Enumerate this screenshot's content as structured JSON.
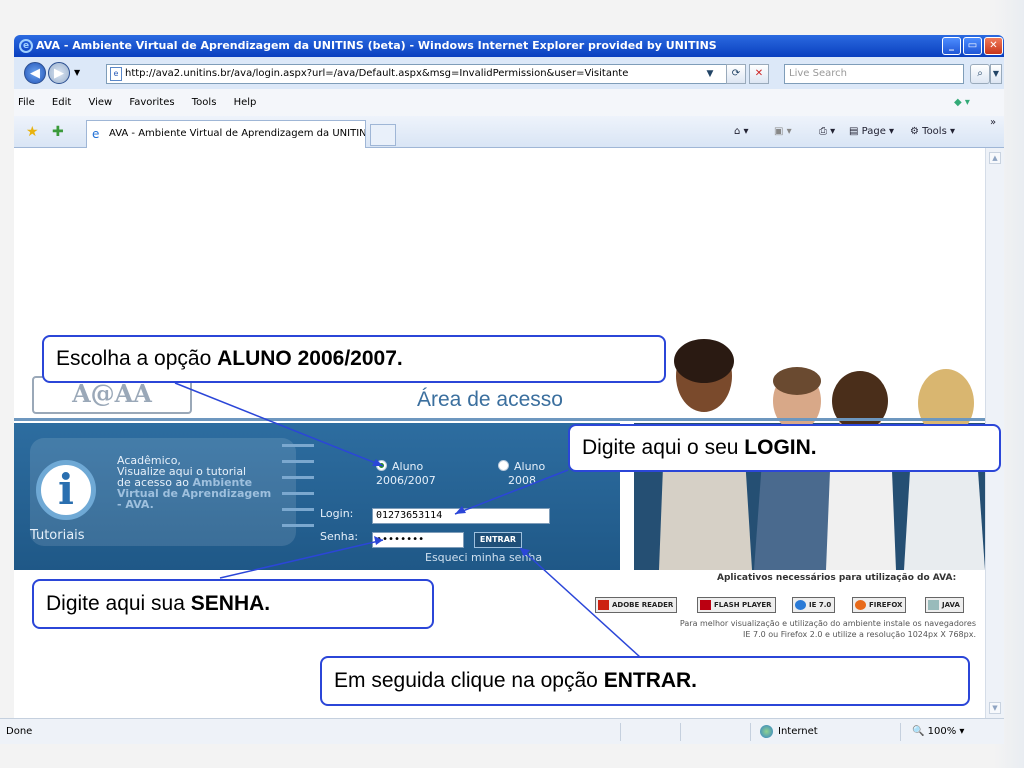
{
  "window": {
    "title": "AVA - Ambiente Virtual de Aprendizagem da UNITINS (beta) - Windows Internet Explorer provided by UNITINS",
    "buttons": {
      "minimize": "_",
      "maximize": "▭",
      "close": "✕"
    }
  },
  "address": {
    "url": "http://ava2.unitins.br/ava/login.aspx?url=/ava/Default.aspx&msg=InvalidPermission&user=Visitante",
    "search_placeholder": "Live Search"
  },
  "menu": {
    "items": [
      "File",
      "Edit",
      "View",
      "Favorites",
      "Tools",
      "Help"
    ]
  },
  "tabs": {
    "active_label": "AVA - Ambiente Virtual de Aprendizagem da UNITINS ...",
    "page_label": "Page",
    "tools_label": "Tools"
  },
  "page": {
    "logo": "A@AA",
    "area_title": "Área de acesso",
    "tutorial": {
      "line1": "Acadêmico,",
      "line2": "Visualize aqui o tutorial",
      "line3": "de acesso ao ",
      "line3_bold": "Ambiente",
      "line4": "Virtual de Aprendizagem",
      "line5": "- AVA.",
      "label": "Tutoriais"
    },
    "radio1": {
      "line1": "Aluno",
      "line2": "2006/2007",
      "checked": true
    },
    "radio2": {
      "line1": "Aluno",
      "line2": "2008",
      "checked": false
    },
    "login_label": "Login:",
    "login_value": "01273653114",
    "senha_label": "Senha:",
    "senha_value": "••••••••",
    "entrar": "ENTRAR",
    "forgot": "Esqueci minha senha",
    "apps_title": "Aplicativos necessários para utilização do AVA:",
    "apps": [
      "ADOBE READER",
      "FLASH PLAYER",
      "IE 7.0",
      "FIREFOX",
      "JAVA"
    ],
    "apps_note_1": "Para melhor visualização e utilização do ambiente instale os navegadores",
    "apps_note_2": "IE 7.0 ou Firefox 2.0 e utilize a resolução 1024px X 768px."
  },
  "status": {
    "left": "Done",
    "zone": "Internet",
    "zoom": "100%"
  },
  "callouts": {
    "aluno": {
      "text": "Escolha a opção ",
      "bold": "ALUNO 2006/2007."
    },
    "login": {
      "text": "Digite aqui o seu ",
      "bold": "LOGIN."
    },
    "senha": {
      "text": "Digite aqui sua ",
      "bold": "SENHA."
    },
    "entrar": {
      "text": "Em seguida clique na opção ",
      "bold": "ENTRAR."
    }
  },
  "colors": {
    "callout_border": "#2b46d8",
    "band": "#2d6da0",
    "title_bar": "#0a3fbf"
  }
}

# TASK OBJECTIVE:
Write the listing out a second time exactly, dropping all images.

# EXERCISE SOLUTION:
Enumerate this screenshot's content as structured JSON.
{
  "window": {
    "title": "AVA - Ambiente Virtual de Aprendizagem da UNITINS (beta) - Windows Internet Explorer provided by UNITINS",
    "buttons": {
      "minimize": "_",
      "maximize": "▭",
      "close": "✕"
    }
  },
  "address": {
    "url": "http://ava2.unitins.br/ava/login.aspx?url=/ava/Default.aspx&msg=InvalidPermission&user=Visitante",
    "search_placeholder": "Live Search"
  },
  "menu": {
    "items": [
      "File",
      "Edit",
      "View",
      "Favorites",
      "Tools",
      "Help"
    ]
  },
  "tabs": {
    "active_label": "AVA - Ambiente Virtual de Aprendizagem da UNITINS ...",
    "page_label": "Page",
    "tools_label": "Tools"
  },
  "page": {
    "logo": "A@AA",
    "area_title": "Área de acesso",
    "tutorial": {
      "line1": "Acadêmico,",
      "line2": "Visualize aqui o tutorial",
      "line3": "de acesso ao ",
      "line3_bold": "Ambiente",
      "line4": "Virtual de Aprendizagem",
      "line5": "- AVA.",
      "label": "Tutoriais"
    },
    "radio1": {
      "line1": "Aluno",
      "line2": "2006/2007",
      "checked": true
    },
    "radio2": {
      "line1": "Aluno",
      "line2": "2008",
      "checked": false
    },
    "login_label": "Login:",
    "login_value": "01273653114",
    "senha_label": "Senha:",
    "senha_value": "••••••••",
    "entrar": "ENTRAR",
    "forgot": "Esqueci minha senha",
    "apps_title": "Aplicativos necessários para utilização do AVA:",
    "apps": [
      "ADOBE READER",
      "FLASH PLAYER",
      "IE 7.0",
      "FIREFOX",
      "JAVA"
    ],
    "apps_note_1": "Para melhor visualização e utilização do ambiente instale os navegadores",
    "apps_note_2": "IE 7.0 ou Firefox 2.0 e utilize a resolução 1024px X 768px."
  },
  "status": {
    "left": "Done",
    "zone": "Internet",
    "zoom": "100%"
  },
  "callouts": {
    "aluno": {
      "text": "Escolha a opção ",
      "bold": "ALUNO 2006/2007."
    },
    "login": {
      "text": "Digite aqui o seu ",
      "bold": "LOGIN."
    },
    "senha": {
      "text": "Digite aqui sua ",
      "bold": "SENHA."
    },
    "entrar": {
      "text": "Em seguida clique na opção ",
      "bold": "ENTRAR."
    }
  },
  "colors": {
    "callout_border": "#2b46d8",
    "band": "#2d6da0",
    "title_bar": "#0a3fbf"
  }
}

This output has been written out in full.